(Dataset records on visual material)
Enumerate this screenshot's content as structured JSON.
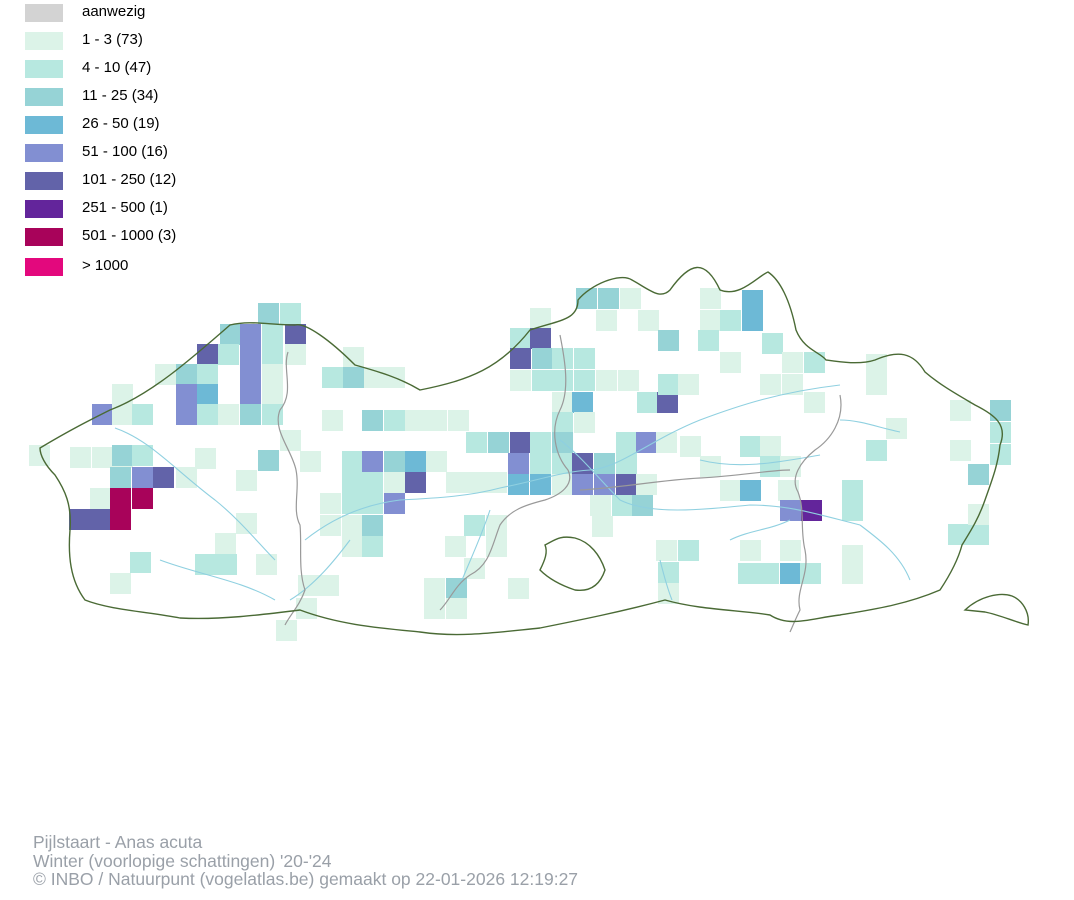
{
  "legend": {
    "items": [
      {
        "label": "aanwezig",
        "color": "#d3d3d3"
      },
      {
        "label": "1 - 3 (73)",
        "color": "#dcf3e8"
      },
      {
        "label": "4 - 10 (47)",
        "color": "#b7e8e0"
      },
      {
        "label": "11 - 25 (34)",
        "color": "#96d3d6"
      },
      {
        "label": "26 - 50 (19)",
        "color": "#6db9d6"
      },
      {
        "label": "51 - 100 (16)",
        "color": "#828fd2"
      },
      {
        "label": "101 - 250 (12)",
        "color": "#6263a9"
      },
      {
        "label": "251 - 500 (1)",
        "color": "#63259b"
      },
      {
        "label": "501 - 1000 (3)",
        "color": "#a8035a"
      },
      {
        "label": "> 1000",
        "color": "#e3087d"
      }
    ]
  },
  "footer": {
    "species": "Pijlstaart - Anas acuta",
    "season": "Winter (voorlopige schattingen) '20-'24",
    "credit": "© INBO / Natuurpunt (vogelatlas.be) gemaakt op 22-01-2026 12:19:27"
  },
  "map_style": {
    "border_color": "#4a6a35",
    "province_color": "#999999",
    "river_color": "#8fd0e0"
  }
}
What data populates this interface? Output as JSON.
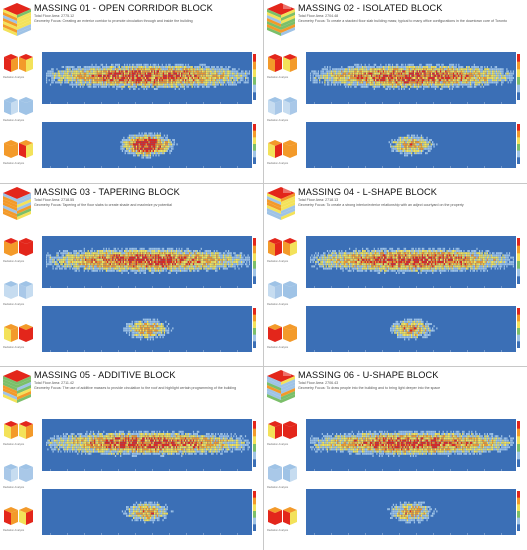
{
  "panels": [
    {
      "title": "MASSING 01 - OPEN CORRIDOR BLOCK",
      "area": "Total Floor Area: 2775.12",
      "focus": "Geometry Focus: Creating an exterior corridor to promote circulation through and inside the building"
    },
    {
      "title": "MASSING 02 - ISOLATED BLOCK",
      "area": "Total Floor Area: 2704.48",
      "focus": "Geometry Focus: To create a stacked floor slab building mass; typical to many office configurations in the downtown core of Toronto"
    },
    {
      "title": "MASSING 03 - TAPERING BLOCK",
      "area": "Total Floor Area: 2718.55",
      "focus": "Geometry Focus: Tapering of the floor slabs to create shade and maximize pv potential"
    },
    {
      "title": "MASSING 04 - L-SHAPE BLOCK",
      "area": "Total Floor Area: 2718.13",
      "focus": "Geometry Focus: To create a strong interior/exterior relationship with an adject courtyard on the property"
    },
    {
      "title": "MASSING 05 - ADDITIVE BLOCK",
      "area": "Total Floor Area: 2711.42",
      "focus": "Geometry Focus: The use of additive masses to provide circulation to the roof and highlight certain programming of the building"
    },
    {
      "title": "MASSING 06 - U-SHAPE BLOCK",
      "area": "Total Floor Area: 2706.43",
      "focus": "Geometry Focus: To draw people into the building and to bring light deeper into the space"
    }
  ],
  "thumb_labels": [
    "Radiation Analysis",
    "Radiation Analysis",
    "Radiation Analysis"
  ],
  "colors": {
    "blue": "#3b6fb6",
    "lightblue": "#9fc3e6",
    "yellow": "#f3e25a",
    "orange": "#f39a2a",
    "red": "#e3261b",
    "green": "#7bbf6a"
  }
}
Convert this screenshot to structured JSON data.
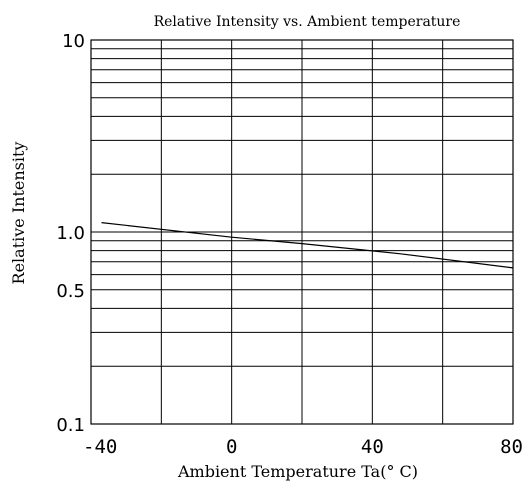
{
  "chart_data": {
    "type": "line",
    "title": "Relative Intensity vs. Ambient temperature",
    "xlabel": "Ambient Temperature Ta(° C)",
    "ylabel": "Relative Intensity",
    "x_scale": "linear",
    "y_scale": "log",
    "xlim": [
      -40,
      80
    ],
    "ylim": [
      0.1,
      10
    ],
    "x_ticks": [
      {
        "value": -40,
        "label": "-40"
      },
      {
        "value": 0,
        "label": "0"
      },
      {
        "value": 40,
        "label": "40"
      },
      {
        "value": 80,
        "label": "80"
      }
    ],
    "y_ticks": [
      {
        "value": 10,
        "label": "10"
      },
      {
        "value": 1.0,
        "label": "1.0"
      },
      {
        "value": 0.5,
        "label": "0.5"
      },
      {
        "value": 0.1,
        "label": "0.1"
      }
    ],
    "grid": true,
    "series": [
      {
        "x": [
          -37,
          0,
          20,
          48,
          80
        ],
        "y": [
          1.12,
          0.94,
          0.87,
          0.77,
          0.65
        ]
      }
    ],
    "colors": {
      "line": "#000000",
      "grid": "#000000",
      "background": "#ffffff"
    }
  }
}
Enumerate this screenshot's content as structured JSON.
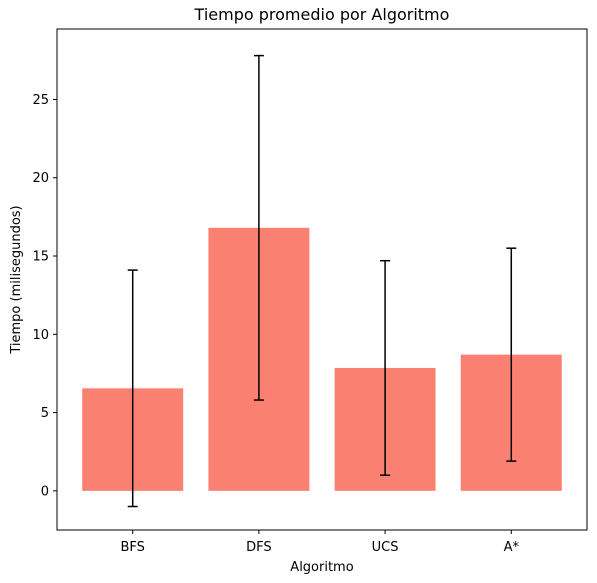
{
  "chart_data": {
    "type": "bar",
    "title": "Tiempo promedio por Algoritmo",
    "xlabel": "Algoritmo",
    "ylabel": "Tiempo (milisegundos)",
    "categories": [
      "BFS",
      "DFS",
      "UCS",
      "A*"
    ],
    "values": [
      6.55,
      16.8,
      7.85,
      8.7
    ],
    "error": [
      7.55,
      11.0,
      6.85,
      6.8
    ],
    "ylim": [
      -2.5,
      29.5
    ],
    "yticks": [
      0,
      5,
      10,
      15,
      20,
      25
    ],
    "bar_color": "#fa8072",
    "errorbar_color": "#000000",
    "grid": false,
    "legend": "none"
  }
}
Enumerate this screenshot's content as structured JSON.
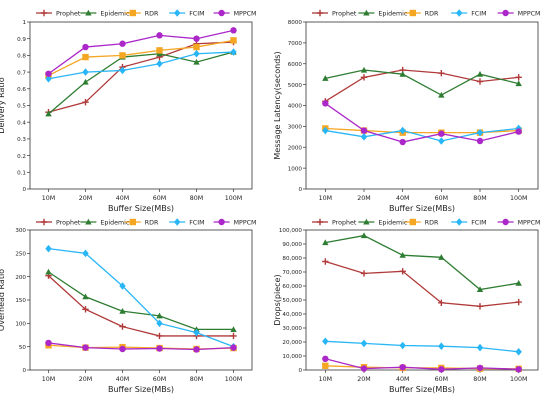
{
  "legend_entries": [
    "Prophet",
    "Epidemic",
    "RDR",
    "FCIM",
    "MPPCM"
  ],
  "colors": {
    "Prophet": "#b03a3a",
    "Epidemic": "#2e7d32",
    "RDR": "#f5a623",
    "FCIM": "#29b6f6",
    "MPPCM": "#ab27c9"
  },
  "markers": {
    "Prophet": "plus",
    "Epidemic": "triangle",
    "RDR": "square",
    "FCIM": "diamond",
    "MPPCM": "circle"
  },
  "chart_data": [
    {
      "type": "line",
      "title": "",
      "categories": [
        "10M",
        "20M",
        "40M",
        "60M",
        "80M",
        "100M"
      ],
      "xlabel": "Buffer Size(MBs)",
      "ylabel": "Delivery Ratio",
      "ylim": [
        0,
        1
      ],
      "yticks": [
        "0",
        "0.1",
        "0.2",
        "0.3",
        "0.4",
        "0.5",
        "0.6",
        "0.7",
        "0.8",
        "0.9",
        "1"
      ],
      "grid": false,
      "legend": "top",
      "series": [
        {
          "name": "Prophet",
          "values": [
            0.46,
            0.52,
            0.73,
            0.79,
            0.87,
            0.88
          ]
        },
        {
          "name": "Epidemic",
          "values": [
            0.45,
            0.64,
            0.79,
            0.81,
            0.76,
            0.82
          ]
        },
        {
          "name": "RDR",
          "values": [
            0.68,
            0.79,
            0.8,
            0.83,
            0.85,
            0.89
          ]
        },
        {
          "name": "FCIM",
          "values": [
            0.66,
            0.7,
            0.71,
            0.75,
            0.81,
            0.82
          ]
        },
        {
          "name": "MPPCM",
          "values": [
            0.69,
            0.85,
            0.87,
            0.92,
            0.9,
            0.95
          ]
        }
      ]
    },
    {
      "type": "line",
      "title": "",
      "categories": [
        "10M",
        "20M",
        "40M",
        "60M",
        "80M",
        "100M"
      ],
      "xlabel": "Buffer Size(MBs)",
      "ylabel": "Message Latency(seconds)",
      "ylim": [
        0,
        8000
      ],
      "yticks": [
        "0",
        "1000",
        "2000",
        "3000",
        "4000",
        "5000",
        "6000",
        "7000",
        "8000"
      ],
      "grid": false,
      "legend": "top",
      "series": [
        {
          "name": "Prophet",
          "values": [
            4200,
            5350,
            5700,
            5550,
            5150,
            5350
          ]
        },
        {
          "name": "Epidemic",
          "values": [
            5300,
            5700,
            5500,
            4500,
            5500,
            5050
          ]
        },
        {
          "name": "RDR",
          "values": [
            2900,
            2800,
            2700,
            2700,
            2700,
            2800
          ]
        },
        {
          "name": "FCIM",
          "values": [
            2800,
            2500,
            2800,
            2300,
            2700,
            2900
          ]
        },
        {
          "name": "MPPCM",
          "values": [
            4100,
            2800,
            2250,
            2650,
            2300,
            2750
          ]
        }
      ]
    },
    {
      "type": "line",
      "title": "",
      "categories": [
        "10M",
        "20M",
        "40M",
        "60M",
        "80M",
        "100M"
      ],
      "xlabel": "Buffer Size(MBs)",
      "ylabel": "Overhead Ratio",
      "ylim": [
        0,
        300
      ],
      "yticks": [
        "0",
        "50",
        "100",
        "150",
        "200",
        "250",
        "300"
      ],
      "grid": false,
      "legend": "top",
      "series": [
        {
          "name": "Prophet",
          "values": [
            202,
            130,
            93,
            73,
            73,
            73
          ]
        },
        {
          "name": "Epidemic",
          "values": [
            210,
            157,
            126,
            116,
            87,
            87
          ]
        },
        {
          "name": "RDR",
          "values": [
            53,
            48,
            49,
            47,
            45,
            47
          ]
        },
        {
          "name": "FCIM",
          "values": [
            260,
            250,
            180,
            100,
            80,
            50
          ]
        },
        {
          "name": "MPPCM",
          "values": [
            58,
            48,
            45,
            46,
            44,
            48
          ]
        }
      ]
    },
    {
      "type": "line",
      "title": "",
      "categories": [
        "10M",
        "20M",
        "40M",
        "60M",
        "80M",
        "100M"
      ],
      "xlabel": "Buffer Size(MBs)",
      "ylabel": "Drops(piece)",
      "ylim": [
        0,
        100000
      ],
      "yticks": [
        "0",
        "10,000",
        "20,000",
        "30,000",
        "40,000",
        "50,000",
        "60,000",
        "70,000",
        "80,000",
        "90,000",
        "100,000"
      ],
      "grid": false,
      "legend": "top",
      "series": [
        {
          "name": "Prophet",
          "values": [
            77500,
            69000,
            70500,
            48000,
            45500,
            48500
          ]
        },
        {
          "name": "Epidemic",
          "values": [
            91000,
            96000,
            82000,
            80500,
            57500,
            62000
          ]
        },
        {
          "name": "RDR",
          "values": [
            3000,
            2000,
            1500,
            1500,
            1000,
            800
          ]
        },
        {
          "name": "FCIM",
          "values": [
            20500,
            19000,
            17500,
            17000,
            16000,
            13000
          ]
        },
        {
          "name": "MPPCM",
          "values": [
            8000,
            1000,
            2000,
            500,
            1500,
            500
          ]
        }
      ]
    }
  ]
}
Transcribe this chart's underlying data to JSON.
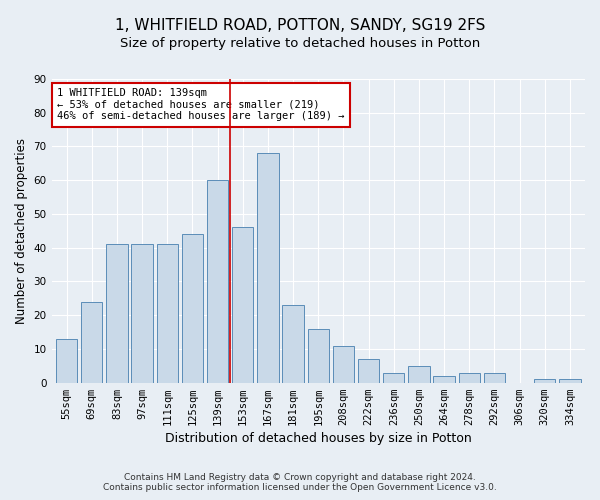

- [Given exercise]
Search the listing above for the string "MASSING". Copy every line that contains it.

- [Task answer]
      "title": "MASSING 01 - OPEN CORRIDOR BLOCK",
      "title": "MASSING 02 - ISOLATED BLOCK",
      "title": "MASSING 03 - TAPERING BLOCK",
      "title": "MASSING 04 - L-SHAPE BLOCK",
      "title": "MASSING 05 - ADDITIVE BLOCK",
      "title": "MASSING 06 - U-SHAPE BLOCK",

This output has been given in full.